> [THE EXERCISE] Consider the data that follows and state how many lines contain the string "conserve", using the number alone.

> [INPUT RECORDS]
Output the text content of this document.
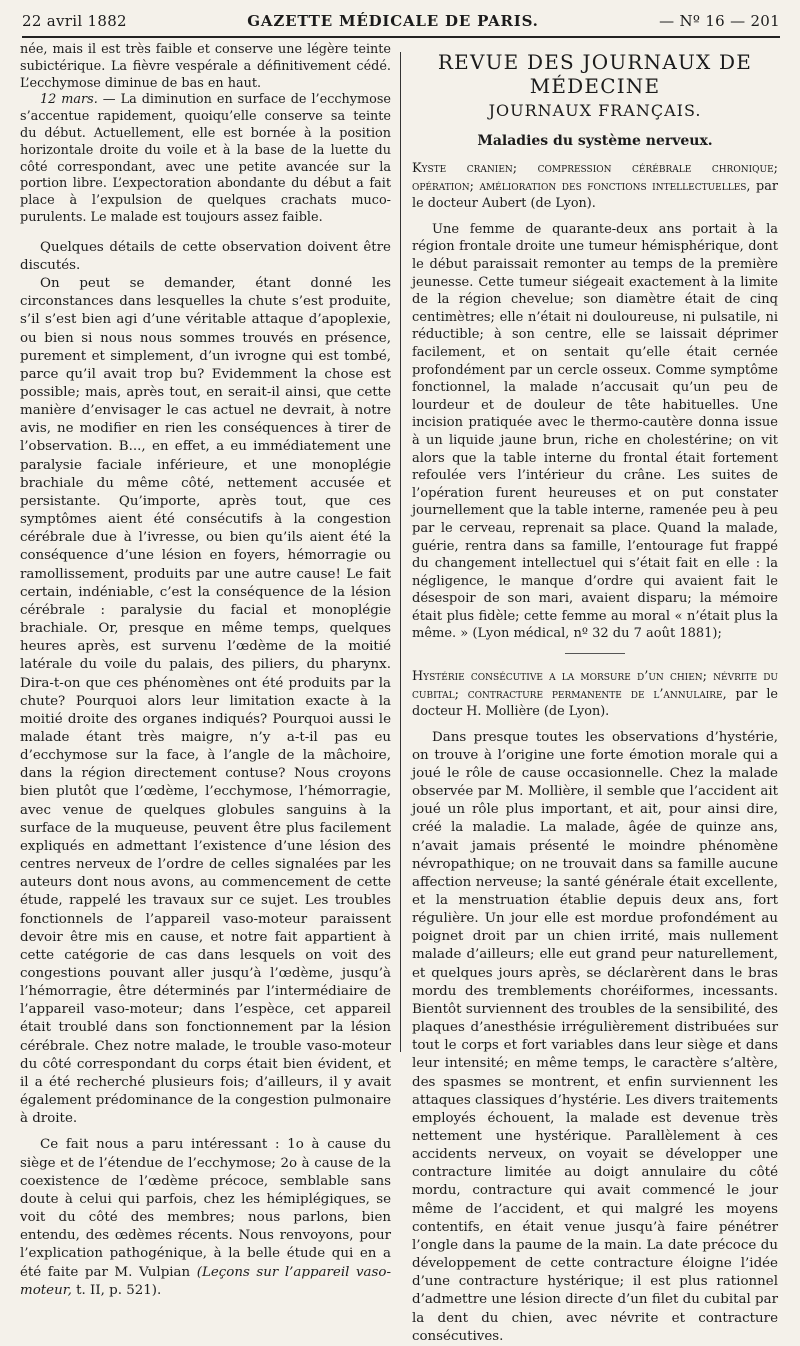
22 avril 1882	GAZETTE MÉDICALE DE PARIS.	— Nº 16 — 201

née, mais il est très faible et conserve une légère teinte subictérique. La fièvre vespérale a définitivement cédé. L’ecchymose diminue de bas en haut.

12 mars. — La diminution en surface de l’ecchymose s’accentue rapidement, quoiqu’elle conserve sa teinte du début. Actuellement, elle est bornée à la position horizontale droite du voile et à la base de la luette du côté correspondant, avec une petite avancée sur la portion libre. L’expectoration abondante du début a fait place à l’expulsion de quelques crachats muco-purulents. Le malade est toujours assez faible.

Quelques détails de cette observation doivent être discutés.

On peut se demander, étant donné les circonstances dans lesquelles la chute s’est produite, s’il s’est bien agi d’une véritable attaque d’apoplexie, ou bien si nous nous sommes trouvés en présence, purement et simplement, d’un ivrogne qui est tombé, parce qu’il avait trop bu? Evidemment la chose est possible; mais, après tout, en serait-il ainsi, que cette manière d’envisager le cas actuel ne devrait, à notre avis, ne modifier en rien les conséquences à tirer de l’observation. B..., en effet, a eu immédiatement une paralysie faciale inférieure, et une monoplégie brachiale du même côté, nettement accusée et persistante. Qu’importe, après tout, que ces symptômes aient été consécutifs à la congestion cérébrale due à l’ivresse, ou bien qu’ils aient été la conséquence d’une lésion en foyers, hémorragie ou ramollissement, produits par une autre cause! Le fait certain, indéniable, c’est la conséquence de la lésion cérébrale : paralysie du facial et monoplégie brachiale. Or, presque en même temps, quelques heures après, est survenu l’œdème de la moitié latérale du voile du palais, des piliers, du pharynx. Dira-t-on que ces phénomènes ont été produits par la chute? Pourquoi alors leur limitation exacte à la moitié droite des organes indiqués? Pourquoi aussi le malade étant très maigre, n’y a-t-il pas eu d’ecchymose sur la face, à l’angle de la mâchoire, dans la région directement contuse? Nous croyons bien plutôt que l’œdème, l’ecchymose, l’hémorragie, avec venue de quelques globules sanguins à la surface de la muqueuse, peuvent être plus facilement expliqués en admettant l’existence d’une lésion des centres nerveux de l’ordre de celles signalées par les auteurs dont nous avons, au commencement de cette étude, rappelé les travaux sur ce sujet. Les troubles fonctionnels de l’appareil vaso-moteur paraissent devoir être mis en cause, et notre fait appartient à cette catégorie de cas dans lesquels on voit des congestions pouvant aller jusqu’à l’œdème, jusqu’à l’hémorragie, être déterminés par l’intermédiaire de l’appareil vaso-moteur; dans l’espèce, cet appareil était troublé dans son fonctionnement par la lésion cérébrale. Chez notre malade, le trouble vaso-moteur du côté correspondant du corps était bien évident, et il a été recherché plusieurs fois; d’ailleurs, il y avait également prédominance de la congestion pulmonaire à droite.

Ce fait nous a paru intéressant : 1o à cause du siège et de l’étendue de l’ecchymose; 2o à cause de la coexistence de l’œdème précoce, semblable sans doute à celui qui parfois, chez les hémiplégiques, se voit du côté des membres; nous parlons, bien entendu, des œdèmes récents. Nous renvoyons, pour l’explication pathogénique, à la belle étude qui en a été faite par M. Vulpian (Leçons sur l’appareil vaso-moteur, t. II, p. 521).

REVUE DES JOURNAUX DE MÉDECINE
JOURNAUX FRANÇAIS.
Maladies du système nerveux.

Kyste cranien; compression cérébrale chronique; opération; amélioration des fonctions intellectuelles, par le docteur Aubert (de Lyon).

Une femme de quarante-deux ans portait à la région frontale droite une tumeur hémisphérique, dont le début paraissait remonter au temps de la première jeunesse. Cette tumeur siégeait exactement à la limite de la région chevelue; son diamètre était de cinq centimètres; elle n’était ni douloureuse, ni pulsatile, ni réductible; à son centre, elle se laissait déprimer facilement, et on sentait qu’elle était cernée profondément par un cercle osseux. Comme symptôme fonctionnel, la malade n’accusait qu’un peu de lourdeur et de douleur de tête habituelles. Une incision pratiquée avec le thermo-cautère donna issue à un liquide jaune brun, riche en cholestérine; on vit alors que la table interne du frontal était fortement refoulée vers l’intérieur du crâne. Les suites de l’opération furent heureuses et on put constater journellement que la table interne, ramenée peu à peu par le cerveau, reprenait sa place. Quand la malade, guérie, rentra dans sa famille, l’entourage fut frappé du changement intellectuel qui s’était fait en elle : la négligence, le manque d’ordre qui avaient fait le désespoir de son mari, avaient disparu; la mémoire était plus fidèle; cette femme au moral « n’était plus la même. » (Lyon médical, nº 32 du 7 août 1881);

Hystérie consécutive a la morsure d’un chien; névrite du cubital; contracture permanente de l’annulaire, par le docteur H. Mollière (de Lyon).

Dans presque toutes les observations d’hystérie, on trouve à l’origine une forte émotion morale qui a joué le rôle de cause occasionnelle. Chez la malade observée par M. Mollière, il semble que l’accident ait joué un rôle plus important, et ait, pour ainsi dire, créé la maladie. La malade, âgée de quinze ans, n’avait jamais présenté le moindre phénomène névropathique; on ne trouvait dans sa famille aucune affection nerveuse; la santé générale était excellente, et la menstruation établie depuis deux ans, fort régulière. Un jour elle est mordue profondément au poignet droit par un chien irrité, mais nullement malade d’ailleurs; elle eut grand peur naturellement, et quelques jours après, se déclarèrent dans le bras mordu des tremblements choréiformes, incessants. Bientôt surviennent des troubles de la sensibilité, des plaques d’anesthésie irrégulièrement distribuées sur tout le corps et fort variables dans leur siège et dans leur intensité; en même temps, le caractère s’altère, des spasmes se montrent, et enfin surviennent les attaques classiques d’hystérie. Les divers traitements employés échouent, la malade est devenue très nettement une hystérique. Parallèlement à ces accidents nerveux, on voyait se développer une contracture limitée au doigt annulaire du côté mordu, contracture qui avait commencé le jour même de l’accident, et qui malgré les moyens contentifs, en était venue jusqu’à faire pénétrer l’ongle dans la paume de la main. La date précoce du développement de cette contracture éloigne l’idée d’une contracture hystérique; il est plus rationnel d’admettre une lésion directe d’un filet du cubital par la dent du chien, avec névrite et contracture consécutives.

> [SOLVED EXERCISE] 2